=== Task directions ===
The entire listing is to be repeated verbatim.

=== Record set ===
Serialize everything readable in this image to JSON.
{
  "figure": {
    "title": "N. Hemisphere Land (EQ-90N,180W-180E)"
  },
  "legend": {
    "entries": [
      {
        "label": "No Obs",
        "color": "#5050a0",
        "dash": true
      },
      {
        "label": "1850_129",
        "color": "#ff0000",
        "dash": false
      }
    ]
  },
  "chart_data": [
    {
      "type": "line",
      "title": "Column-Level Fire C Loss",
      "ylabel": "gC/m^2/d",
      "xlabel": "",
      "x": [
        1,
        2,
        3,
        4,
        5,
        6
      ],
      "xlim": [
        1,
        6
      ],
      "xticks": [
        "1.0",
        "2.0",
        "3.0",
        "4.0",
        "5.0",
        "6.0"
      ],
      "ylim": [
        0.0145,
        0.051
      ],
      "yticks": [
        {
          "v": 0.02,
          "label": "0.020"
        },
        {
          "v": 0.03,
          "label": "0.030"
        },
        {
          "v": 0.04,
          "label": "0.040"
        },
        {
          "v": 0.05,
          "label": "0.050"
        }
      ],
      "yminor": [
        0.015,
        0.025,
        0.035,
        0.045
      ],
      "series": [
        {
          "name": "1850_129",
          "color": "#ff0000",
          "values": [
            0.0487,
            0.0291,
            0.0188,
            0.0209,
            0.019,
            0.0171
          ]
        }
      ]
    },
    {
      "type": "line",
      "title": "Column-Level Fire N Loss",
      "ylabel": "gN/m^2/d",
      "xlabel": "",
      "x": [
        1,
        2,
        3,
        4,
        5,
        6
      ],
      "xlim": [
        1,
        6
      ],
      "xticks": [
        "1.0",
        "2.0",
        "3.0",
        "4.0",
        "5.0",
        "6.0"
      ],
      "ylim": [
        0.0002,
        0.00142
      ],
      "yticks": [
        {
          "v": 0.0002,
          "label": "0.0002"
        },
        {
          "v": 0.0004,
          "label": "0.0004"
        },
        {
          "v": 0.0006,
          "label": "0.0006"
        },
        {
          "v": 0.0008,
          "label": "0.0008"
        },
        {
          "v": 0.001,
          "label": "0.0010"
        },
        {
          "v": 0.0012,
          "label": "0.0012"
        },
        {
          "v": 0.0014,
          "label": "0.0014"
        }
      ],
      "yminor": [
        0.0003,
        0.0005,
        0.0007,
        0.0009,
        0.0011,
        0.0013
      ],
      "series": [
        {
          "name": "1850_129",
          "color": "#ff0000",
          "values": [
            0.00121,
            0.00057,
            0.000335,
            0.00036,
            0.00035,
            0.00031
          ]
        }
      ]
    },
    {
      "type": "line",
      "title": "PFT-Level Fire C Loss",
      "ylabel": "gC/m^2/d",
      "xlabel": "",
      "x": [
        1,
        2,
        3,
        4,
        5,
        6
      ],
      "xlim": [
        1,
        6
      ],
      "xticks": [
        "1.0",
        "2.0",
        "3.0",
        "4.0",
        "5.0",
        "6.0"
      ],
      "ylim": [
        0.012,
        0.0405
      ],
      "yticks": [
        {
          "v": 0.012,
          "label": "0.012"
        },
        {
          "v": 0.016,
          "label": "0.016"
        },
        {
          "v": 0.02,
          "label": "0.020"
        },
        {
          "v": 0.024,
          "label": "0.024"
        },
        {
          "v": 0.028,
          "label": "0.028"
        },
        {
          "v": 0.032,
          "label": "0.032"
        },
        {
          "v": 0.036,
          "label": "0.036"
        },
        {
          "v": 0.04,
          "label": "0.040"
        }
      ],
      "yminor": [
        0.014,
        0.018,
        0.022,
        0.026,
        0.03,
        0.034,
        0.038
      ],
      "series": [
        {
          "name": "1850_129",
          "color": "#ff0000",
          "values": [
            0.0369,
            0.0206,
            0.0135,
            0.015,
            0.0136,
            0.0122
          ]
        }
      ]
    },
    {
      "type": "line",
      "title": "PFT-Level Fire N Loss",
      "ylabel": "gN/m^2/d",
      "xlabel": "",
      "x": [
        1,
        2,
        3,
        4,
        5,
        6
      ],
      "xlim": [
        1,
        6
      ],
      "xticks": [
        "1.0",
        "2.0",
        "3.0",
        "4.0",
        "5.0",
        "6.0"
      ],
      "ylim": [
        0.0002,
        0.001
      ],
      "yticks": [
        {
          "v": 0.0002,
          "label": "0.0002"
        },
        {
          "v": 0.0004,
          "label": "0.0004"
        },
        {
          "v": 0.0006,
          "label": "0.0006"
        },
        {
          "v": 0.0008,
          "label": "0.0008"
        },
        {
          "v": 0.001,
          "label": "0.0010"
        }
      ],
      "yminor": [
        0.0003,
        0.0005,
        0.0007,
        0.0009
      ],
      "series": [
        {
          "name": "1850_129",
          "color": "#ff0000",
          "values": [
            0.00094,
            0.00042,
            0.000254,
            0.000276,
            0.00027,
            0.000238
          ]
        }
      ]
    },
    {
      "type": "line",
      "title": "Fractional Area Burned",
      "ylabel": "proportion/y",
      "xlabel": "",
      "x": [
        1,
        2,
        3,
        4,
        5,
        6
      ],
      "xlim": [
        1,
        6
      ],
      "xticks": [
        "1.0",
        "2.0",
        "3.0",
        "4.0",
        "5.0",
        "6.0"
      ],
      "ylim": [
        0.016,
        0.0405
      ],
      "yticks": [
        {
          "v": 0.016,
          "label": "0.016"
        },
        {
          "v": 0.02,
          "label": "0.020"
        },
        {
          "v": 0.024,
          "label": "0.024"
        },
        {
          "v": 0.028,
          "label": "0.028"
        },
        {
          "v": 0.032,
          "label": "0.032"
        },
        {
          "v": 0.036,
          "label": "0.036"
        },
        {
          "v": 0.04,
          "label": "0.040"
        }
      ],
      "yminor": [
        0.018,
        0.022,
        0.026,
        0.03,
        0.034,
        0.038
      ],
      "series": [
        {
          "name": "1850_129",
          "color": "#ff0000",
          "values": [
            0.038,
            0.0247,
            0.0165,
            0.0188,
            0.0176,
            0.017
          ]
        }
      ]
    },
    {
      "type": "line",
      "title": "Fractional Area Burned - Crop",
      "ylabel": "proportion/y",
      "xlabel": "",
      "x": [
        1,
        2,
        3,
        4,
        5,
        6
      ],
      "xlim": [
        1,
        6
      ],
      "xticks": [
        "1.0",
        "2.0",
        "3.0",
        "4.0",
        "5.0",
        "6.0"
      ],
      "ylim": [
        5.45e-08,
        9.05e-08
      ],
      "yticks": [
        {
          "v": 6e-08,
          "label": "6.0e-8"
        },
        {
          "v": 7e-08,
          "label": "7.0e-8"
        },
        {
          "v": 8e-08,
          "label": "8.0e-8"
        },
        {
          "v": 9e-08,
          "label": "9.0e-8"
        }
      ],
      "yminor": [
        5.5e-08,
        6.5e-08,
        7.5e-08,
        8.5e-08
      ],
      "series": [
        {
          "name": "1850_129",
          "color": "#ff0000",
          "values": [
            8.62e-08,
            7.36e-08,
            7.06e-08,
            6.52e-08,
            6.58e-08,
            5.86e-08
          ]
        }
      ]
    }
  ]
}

=== Expected output ===
Serialize everything readable in this image to JSON.
{
  "figure": {
    "title": "N. Hemisphere Land (EQ-90N,180W-180E)"
  },
  "legend": {
    "entries": [
      {
        "label": "No Obs",
        "color": "#5050a0",
        "dash": true
      },
      {
        "label": "1850_129",
        "color": "#ff0000",
        "dash": false
      }
    ]
  },
  "chart_data": [
    {
      "type": "line",
      "title": "Column-Level Fire C Loss",
      "ylabel": "gC/m^2/d",
      "xlabel": "",
      "x": [
        1,
        2,
        3,
        4,
        5,
        6
      ],
      "xlim": [
        1,
        6
      ],
      "xticks": [
        "1.0",
        "2.0",
        "3.0",
        "4.0",
        "5.0",
        "6.0"
      ],
      "ylim": [
        0.0145,
        0.051
      ],
      "yticks": [
        {
          "v": 0.02,
          "label": "0.020"
        },
        {
          "v": 0.03,
          "label": "0.030"
        },
        {
          "v": 0.04,
          "label": "0.040"
        },
        {
          "v": 0.05,
          "label": "0.050"
        }
      ],
      "yminor": [
        0.015,
        0.025,
        0.035,
        0.045
      ],
      "series": [
        {
          "name": "1850_129",
          "color": "#ff0000",
          "values": [
            0.0487,
            0.0291,
            0.0188,
            0.0209,
            0.019,
            0.0171
          ]
        }
      ]
    },
    {
      "type": "line",
      "title": "Column-Level Fire N Loss",
      "ylabel": "gN/m^2/d",
      "xlabel": "",
      "x": [
        1,
        2,
        3,
        4,
        5,
        6
      ],
      "xlim": [
        1,
        6
      ],
      "xticks": [
        "1.0",
        "2.0",
        "3.0",
        "4.0",
        "5.0",
        "6.0"
      ],
      "ylim": [
        0.0002,
        0.00142
      ],
      "yticks": [
        {
          "v": 0.0002,
          "label": "0.0002"
        },
        {
          "v": 0.0004,
          "label": "0.0004"
        },
        {
          "v": 0.0006,
          "label": "0.0006"
        },
        {
          "v": 0.0008,
          "label": "0.0008"
        },
        {
          "v": 0.001,
          "label": "0.0010"
        },
        {
          "v": 0.0012,
          "label": "0.0012"
        },
        {
          "v": 0.0014,
          "label": "0.0014"
        }
      ],
      "yminor": [
        0.0003,
        0.0005,
        0.0007,
        0.0009,
        0.0011,
        0.0013
      ],
      "series": [
        {
          "name": "1850_129",
          "color": "#ff0000",
          "values": [
            0.00121,
            0.00057,
            0.000335,
            0.00036,
            0.00035,
            0.00031
          ]
        }
      ]
    },
    {
      "type": "line",
      "title": "PFT-Level Fire C Loss",
      "ylabel": "gC/m^2/d",
      "xlabel": "",
      "x": [
        1,
        2,
        3,
        4,
        5,
        6
      ],
      "xlim": [
        1,
        6
      ],
      "xticks": [
        "1.0",
        "2.0",
        "3.0",
        "4.0",
        "5.0",
        "6.0"
      ],
      "ylim": [
        0.012,
        0.0405
      ],
      "yticks": [
        {
          "v": 0.012,
          "label": "0.012"
        },
        {
          "v": 0.016,
          "label": "0.016"
        },
        {
          "v": 0.02,
          "label": "0.020"
        },
        {
          "v": 0.024,
          "label": "0.024"
        },
        {
          "v": 0.028,
          "label": "0.028"
        },
        {
          "v": 0.032,
          "label": "0.032"
        },
        {
          "v": 0.036,
          "label": "0.036"
        },
        {
          "v": 0.04,
          "label": "0.040"
        }
      ],
      "yminor": [
        0.014,
        0.018,
        0.022,
        0.026,
        0.03,
        0.034,
        0.038
      ],
      "series": [
        {
          "name": "1850_129",
          "color": "#ff0000",
          "values": [
            0.0369,
            0.0206,
            0.0135,
            0.015,
            0.0136,
            0.0122
          ]
        }
      ]
    },
    {
      "type": "line",
      "title": "PFT-Level Fire N Loss",
      "ylabel": "gN/m^2/d",
      "xlabel": "",
      "x": [
        1,
        2,
        3,
        4,
        5,
        6
      ],
      "xlim": [
        1,
        6
      ],
      "xticks": [
        "1.0",
        "2.0",
        "3.0",
        "4.0",
        "5.0",
        "6.0"
      ],
      "ylim": [
        0.0002,
        0.001
      ],
      "yticks": [
        {
          "v": 0.0002,
          "label": "0.0002"
        },
        {
          "v": 0.0004,
          "label": "0.0004"
        },
        {
          "v": 0.0006,
          "label": "0.0006"
        },
        {
          "v": 0.0008,
          "label": "0.0008"
        },
        {
          "v": 0.001,
          "label": "0.0010"
        }
      ],
      "yminor": [
        0.0003,
        0.0005,
        0.0007,
        0.0009
      ],
      "series": [
        {
          "name": "1850_129",
          "color": "#ff0000",
          "values": [
            0.00094,
            0.00042,
            0.000254,
            0.000276,
            0.00027,
            0.000238
          ]
        }
      ]
    },
    {
      "type": "line",
      "title": "Fractional Area Burned",
      "ylabel": "proportion/y",
      "xlabel": "",
      "x": [
        1,
        2,
        3,
        4,
        5,
        6
      ],
      "xlim": [
        1,
        6
      ],
      "xticks": [
        "1.0",
        "2.0",
        "3.0",
        "4.0",
        "5.0",
        "6.0"
      ],
      "ylim": [
        0.016,
        0.0405
      ],
      "yticks": [
        {
          "v": 0.016,
          "label": "0.016"
        },
        {
          "v": 0.02,
          "label": "0.020"
        },
        {
          "v": 0.024,
          "label": "0.024"
        },
        {
          "v": 0.028,
          "label": "0.028"
        },
        {
          "v": 0.032,
          "label": "0.032"
        },
        {
          "v": 0.036,
          "label": "0.036"
        },
        {
          "v": 0.04,
          "label": "0.040"
        }
      ],
      "yminor": [
        0.018,
        0.022,
        0.026,
        0.03,
        0.034,
        0.038
      ],
      "series": [
        {
          "name": "1850_129",
          "color": "#ff0000",
          "values": [
            0.038,
            0.0247,
            0.0165,
            0.0188,
            0.0176,
            0.017
          ]
        }
      ]
    },
    {
      "type": "line",
      "title": "Fractional Area Burned - Crop",
      "ylabel": "proportion/y",
      "xlabel": "",
      "x": [
        1,
        2,
        3,
        4,
        5,
        6
      ],
      "xlim": [
        1,
        6
      ],
      "xticks": [
        "1.0",
        "2.0",
        "3.0",
        "4.0",
        "5.0",
        "6.0"
      ],
      "ylim": [
        5.45e-08,
        9.05e-08
      ],
      "yticks": [
        {
          "v": 6e-08,
          "label": "6.0e-8"
        },
        {
          "v": 7e-08,
          "label": "7.0e-8"
        },
        {
          "v": 8e-08,
          "label": "8.0e-8"
        },
        {
          "v": 9e-08,
          "label": "9.0e-8"
        }
      ],
      "yminor": [
        5.5e-08,
        6.5e-08,
        7.5e-08,
        8.5e-08
      ],
      "series": [
        {
          "name": "1850_129",
          "color": "#ff0000",
          "values": [
            8.62e-08,
            7.36e-08,
            7.06e-08,
            6.52e-08,
            6.58e-08,
            5.86e-08
          ]
        }
      ]
    }
  ]
}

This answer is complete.